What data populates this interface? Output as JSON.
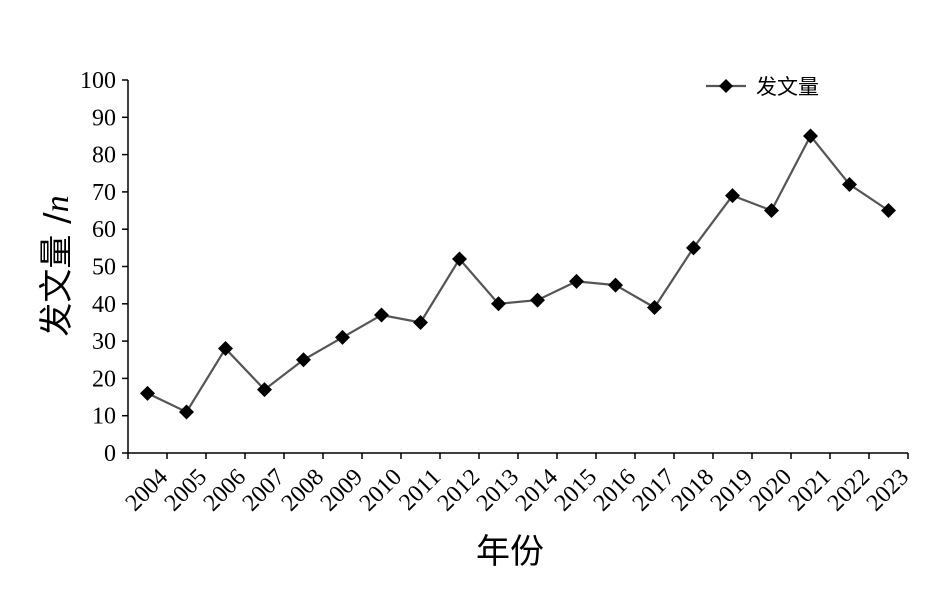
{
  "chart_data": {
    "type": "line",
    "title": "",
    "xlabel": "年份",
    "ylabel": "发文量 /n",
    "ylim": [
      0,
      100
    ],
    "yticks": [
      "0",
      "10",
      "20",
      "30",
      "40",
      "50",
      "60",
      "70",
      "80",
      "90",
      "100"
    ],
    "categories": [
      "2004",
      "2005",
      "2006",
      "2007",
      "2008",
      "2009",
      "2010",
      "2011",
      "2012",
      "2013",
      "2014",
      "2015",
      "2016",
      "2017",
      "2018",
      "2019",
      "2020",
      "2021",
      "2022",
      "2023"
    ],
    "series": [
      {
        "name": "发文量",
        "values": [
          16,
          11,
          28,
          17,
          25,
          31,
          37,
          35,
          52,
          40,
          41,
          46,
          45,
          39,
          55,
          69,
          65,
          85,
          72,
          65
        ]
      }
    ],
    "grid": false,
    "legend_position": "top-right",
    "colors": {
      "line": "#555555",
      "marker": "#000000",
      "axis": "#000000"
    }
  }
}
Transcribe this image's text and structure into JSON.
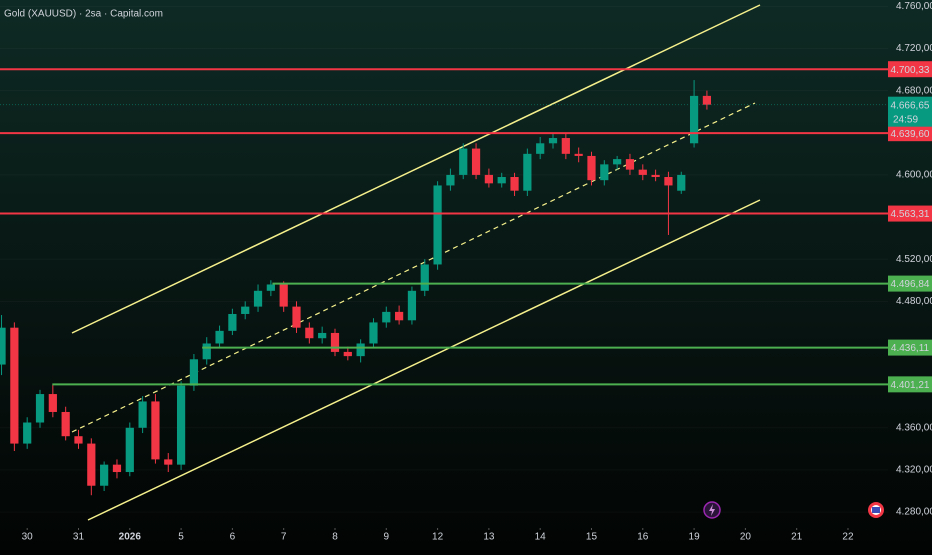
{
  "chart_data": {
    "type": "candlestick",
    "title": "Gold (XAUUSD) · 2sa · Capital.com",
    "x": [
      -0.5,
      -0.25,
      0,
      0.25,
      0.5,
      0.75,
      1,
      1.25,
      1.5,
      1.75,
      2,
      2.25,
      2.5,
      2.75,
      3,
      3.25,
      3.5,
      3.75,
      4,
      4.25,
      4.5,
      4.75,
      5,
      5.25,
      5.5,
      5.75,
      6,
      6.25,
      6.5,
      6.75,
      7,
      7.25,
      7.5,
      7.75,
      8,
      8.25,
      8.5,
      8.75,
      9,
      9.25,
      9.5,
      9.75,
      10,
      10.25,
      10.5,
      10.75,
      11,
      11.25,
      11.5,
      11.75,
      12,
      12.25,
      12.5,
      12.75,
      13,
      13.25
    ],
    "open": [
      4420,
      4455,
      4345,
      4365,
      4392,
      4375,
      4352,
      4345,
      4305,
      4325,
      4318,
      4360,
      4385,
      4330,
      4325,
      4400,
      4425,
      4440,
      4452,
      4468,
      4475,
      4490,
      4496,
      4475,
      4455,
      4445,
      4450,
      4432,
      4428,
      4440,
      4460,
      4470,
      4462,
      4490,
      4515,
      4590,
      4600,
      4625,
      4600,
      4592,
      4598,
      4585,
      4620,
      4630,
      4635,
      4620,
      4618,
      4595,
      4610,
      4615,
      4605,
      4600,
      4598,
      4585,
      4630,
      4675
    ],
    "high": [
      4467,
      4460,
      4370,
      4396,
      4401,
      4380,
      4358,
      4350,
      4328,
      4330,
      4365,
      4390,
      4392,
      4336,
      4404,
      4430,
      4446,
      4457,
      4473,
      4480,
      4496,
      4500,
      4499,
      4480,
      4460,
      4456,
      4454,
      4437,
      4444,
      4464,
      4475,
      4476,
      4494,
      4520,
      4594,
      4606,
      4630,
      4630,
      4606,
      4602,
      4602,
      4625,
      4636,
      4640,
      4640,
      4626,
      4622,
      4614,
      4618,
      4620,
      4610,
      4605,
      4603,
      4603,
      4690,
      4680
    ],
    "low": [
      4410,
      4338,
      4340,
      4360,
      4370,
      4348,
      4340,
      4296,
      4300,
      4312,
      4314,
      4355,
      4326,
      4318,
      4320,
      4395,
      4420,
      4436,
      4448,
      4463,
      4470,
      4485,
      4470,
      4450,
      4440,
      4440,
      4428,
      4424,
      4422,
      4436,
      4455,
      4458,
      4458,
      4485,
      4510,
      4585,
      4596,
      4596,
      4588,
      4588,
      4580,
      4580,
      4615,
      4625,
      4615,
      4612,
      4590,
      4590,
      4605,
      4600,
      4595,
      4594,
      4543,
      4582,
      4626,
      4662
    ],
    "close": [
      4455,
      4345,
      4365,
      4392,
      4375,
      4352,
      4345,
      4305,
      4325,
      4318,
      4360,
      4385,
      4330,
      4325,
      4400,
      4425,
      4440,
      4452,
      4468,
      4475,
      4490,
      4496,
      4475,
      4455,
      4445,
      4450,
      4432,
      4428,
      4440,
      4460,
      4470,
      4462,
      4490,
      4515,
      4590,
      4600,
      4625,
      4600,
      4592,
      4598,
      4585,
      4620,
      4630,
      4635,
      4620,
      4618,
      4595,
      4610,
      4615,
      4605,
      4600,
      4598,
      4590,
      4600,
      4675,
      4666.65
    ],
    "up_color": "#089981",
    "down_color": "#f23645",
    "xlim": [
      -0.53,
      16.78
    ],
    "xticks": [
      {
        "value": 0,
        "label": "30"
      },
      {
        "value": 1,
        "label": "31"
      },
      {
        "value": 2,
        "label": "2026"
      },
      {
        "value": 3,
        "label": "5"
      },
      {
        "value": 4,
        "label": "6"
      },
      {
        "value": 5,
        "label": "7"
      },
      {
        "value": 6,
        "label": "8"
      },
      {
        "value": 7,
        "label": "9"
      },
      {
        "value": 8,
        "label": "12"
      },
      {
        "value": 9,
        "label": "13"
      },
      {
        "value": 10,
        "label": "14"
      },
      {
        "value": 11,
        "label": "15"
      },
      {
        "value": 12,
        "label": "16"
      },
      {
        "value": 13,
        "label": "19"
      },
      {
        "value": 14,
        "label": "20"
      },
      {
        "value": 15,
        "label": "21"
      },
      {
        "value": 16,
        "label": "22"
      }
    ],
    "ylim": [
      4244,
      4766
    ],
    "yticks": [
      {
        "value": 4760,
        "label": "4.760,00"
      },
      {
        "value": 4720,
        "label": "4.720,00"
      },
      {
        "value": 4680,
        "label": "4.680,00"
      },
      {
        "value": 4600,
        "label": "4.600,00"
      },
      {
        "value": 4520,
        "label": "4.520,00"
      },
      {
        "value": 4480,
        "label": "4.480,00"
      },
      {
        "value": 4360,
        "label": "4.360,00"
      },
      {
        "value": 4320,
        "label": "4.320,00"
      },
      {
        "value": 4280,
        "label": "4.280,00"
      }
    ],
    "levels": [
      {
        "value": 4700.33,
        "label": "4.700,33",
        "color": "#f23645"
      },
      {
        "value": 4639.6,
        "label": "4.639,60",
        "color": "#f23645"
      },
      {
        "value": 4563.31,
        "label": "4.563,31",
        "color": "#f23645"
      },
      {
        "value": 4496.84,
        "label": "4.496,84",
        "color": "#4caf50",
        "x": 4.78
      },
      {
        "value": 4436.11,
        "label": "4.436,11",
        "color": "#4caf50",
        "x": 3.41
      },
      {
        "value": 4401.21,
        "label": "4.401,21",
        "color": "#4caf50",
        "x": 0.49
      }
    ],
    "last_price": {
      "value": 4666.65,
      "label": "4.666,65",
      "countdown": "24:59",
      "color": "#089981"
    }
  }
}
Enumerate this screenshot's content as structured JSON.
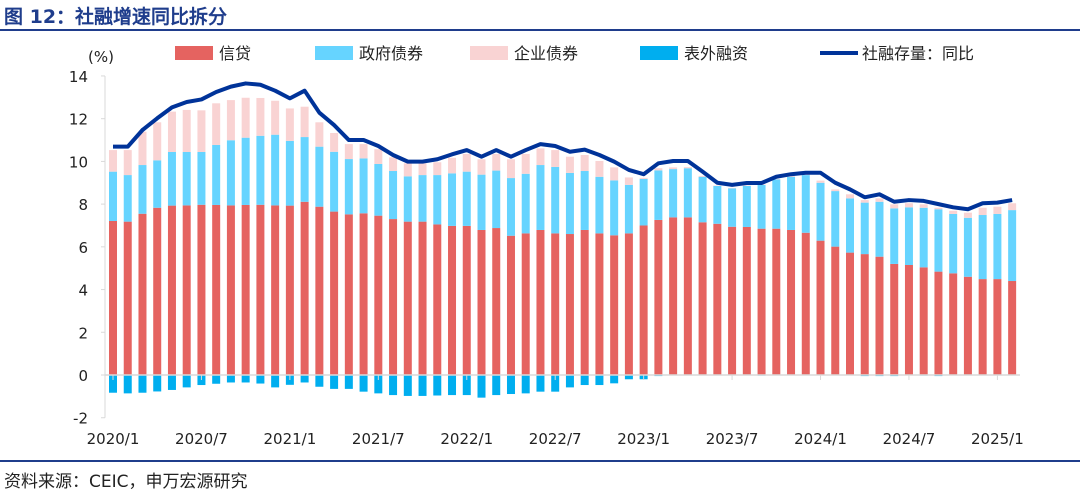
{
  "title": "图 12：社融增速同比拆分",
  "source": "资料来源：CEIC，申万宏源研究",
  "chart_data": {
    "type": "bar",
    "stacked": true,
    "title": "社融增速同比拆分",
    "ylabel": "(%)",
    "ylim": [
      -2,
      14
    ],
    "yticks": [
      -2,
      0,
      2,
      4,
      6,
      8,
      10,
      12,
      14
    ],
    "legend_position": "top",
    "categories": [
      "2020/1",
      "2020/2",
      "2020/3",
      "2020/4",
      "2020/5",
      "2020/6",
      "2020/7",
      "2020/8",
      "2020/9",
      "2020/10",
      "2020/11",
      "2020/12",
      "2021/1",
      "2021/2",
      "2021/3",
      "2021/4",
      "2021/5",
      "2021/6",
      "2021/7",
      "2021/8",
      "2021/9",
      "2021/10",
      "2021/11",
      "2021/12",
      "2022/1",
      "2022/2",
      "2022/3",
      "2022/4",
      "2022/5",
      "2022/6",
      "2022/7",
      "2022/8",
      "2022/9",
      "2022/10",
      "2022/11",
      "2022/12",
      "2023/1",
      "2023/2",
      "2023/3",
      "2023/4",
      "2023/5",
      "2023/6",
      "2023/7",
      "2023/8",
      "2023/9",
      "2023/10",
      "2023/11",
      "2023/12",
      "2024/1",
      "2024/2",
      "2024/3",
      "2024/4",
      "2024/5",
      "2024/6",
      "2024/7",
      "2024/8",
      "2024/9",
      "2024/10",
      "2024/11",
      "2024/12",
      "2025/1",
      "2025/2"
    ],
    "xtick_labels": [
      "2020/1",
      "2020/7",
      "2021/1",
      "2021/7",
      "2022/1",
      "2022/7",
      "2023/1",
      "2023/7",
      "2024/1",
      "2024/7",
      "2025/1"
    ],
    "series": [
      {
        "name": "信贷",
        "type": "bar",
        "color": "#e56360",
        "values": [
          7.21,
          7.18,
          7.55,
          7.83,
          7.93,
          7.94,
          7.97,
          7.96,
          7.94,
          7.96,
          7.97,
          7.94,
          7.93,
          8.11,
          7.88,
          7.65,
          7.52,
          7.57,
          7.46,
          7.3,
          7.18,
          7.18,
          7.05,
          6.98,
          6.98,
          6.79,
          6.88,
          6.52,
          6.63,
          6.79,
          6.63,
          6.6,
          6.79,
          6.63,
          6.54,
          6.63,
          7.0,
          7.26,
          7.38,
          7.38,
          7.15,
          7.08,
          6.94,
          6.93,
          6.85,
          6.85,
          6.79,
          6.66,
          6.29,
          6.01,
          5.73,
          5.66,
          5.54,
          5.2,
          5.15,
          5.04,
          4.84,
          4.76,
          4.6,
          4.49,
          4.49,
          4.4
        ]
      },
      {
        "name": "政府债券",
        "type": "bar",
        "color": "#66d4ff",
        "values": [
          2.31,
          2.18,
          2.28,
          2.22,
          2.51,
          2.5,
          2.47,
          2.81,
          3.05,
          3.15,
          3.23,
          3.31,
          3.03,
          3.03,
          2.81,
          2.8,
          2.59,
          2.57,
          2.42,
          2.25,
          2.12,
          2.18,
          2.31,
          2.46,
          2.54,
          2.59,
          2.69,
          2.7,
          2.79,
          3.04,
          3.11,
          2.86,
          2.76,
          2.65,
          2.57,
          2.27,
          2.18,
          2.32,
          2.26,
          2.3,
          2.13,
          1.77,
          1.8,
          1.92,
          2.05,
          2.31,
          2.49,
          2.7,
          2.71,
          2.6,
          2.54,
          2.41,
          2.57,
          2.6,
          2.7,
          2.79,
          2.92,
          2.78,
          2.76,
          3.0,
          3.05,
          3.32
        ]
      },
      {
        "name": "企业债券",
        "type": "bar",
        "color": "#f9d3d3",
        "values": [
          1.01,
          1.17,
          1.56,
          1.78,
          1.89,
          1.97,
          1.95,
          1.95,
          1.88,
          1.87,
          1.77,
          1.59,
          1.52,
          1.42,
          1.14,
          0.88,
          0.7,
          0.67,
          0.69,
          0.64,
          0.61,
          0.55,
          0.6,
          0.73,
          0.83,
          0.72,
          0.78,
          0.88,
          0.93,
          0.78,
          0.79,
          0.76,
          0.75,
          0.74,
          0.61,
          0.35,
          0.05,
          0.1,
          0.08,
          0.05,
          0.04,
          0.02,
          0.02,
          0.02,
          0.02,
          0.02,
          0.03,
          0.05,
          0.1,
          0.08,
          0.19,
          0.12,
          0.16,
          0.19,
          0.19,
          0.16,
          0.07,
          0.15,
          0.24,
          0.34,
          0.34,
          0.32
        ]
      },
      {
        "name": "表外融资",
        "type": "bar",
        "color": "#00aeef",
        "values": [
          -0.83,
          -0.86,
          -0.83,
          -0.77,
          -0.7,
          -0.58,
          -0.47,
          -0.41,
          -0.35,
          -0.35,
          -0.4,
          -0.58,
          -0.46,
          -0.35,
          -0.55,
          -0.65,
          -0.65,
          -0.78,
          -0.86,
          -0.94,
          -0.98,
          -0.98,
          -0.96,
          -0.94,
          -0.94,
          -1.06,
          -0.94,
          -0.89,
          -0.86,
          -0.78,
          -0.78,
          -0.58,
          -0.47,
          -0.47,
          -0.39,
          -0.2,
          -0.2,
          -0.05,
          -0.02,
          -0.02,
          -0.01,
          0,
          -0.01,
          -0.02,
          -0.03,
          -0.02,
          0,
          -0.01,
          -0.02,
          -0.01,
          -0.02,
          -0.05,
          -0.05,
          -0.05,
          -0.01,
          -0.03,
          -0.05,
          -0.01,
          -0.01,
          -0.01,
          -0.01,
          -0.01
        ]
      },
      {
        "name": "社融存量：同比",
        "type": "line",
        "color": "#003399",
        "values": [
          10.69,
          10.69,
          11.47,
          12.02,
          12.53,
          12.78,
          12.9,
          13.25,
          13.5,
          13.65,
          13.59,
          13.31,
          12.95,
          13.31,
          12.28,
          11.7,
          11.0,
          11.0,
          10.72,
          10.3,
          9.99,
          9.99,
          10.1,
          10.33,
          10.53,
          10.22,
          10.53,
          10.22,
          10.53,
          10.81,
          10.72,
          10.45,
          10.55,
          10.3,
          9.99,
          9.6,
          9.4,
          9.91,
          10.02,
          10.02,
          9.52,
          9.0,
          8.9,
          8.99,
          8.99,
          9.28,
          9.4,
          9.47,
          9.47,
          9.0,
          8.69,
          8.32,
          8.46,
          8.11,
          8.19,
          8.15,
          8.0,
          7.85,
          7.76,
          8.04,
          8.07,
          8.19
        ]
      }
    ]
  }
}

===

◆ Task requirements ◆
Search the listing for the word "name". Copy every line in which it occurs.

◆ Finished task ◆
        "name": "发文量",
        "name": "信贷",
        "name": "政府债券",
        "name": "企业债券",
        "name": "表外融资",
        "name": "社融存量：同比",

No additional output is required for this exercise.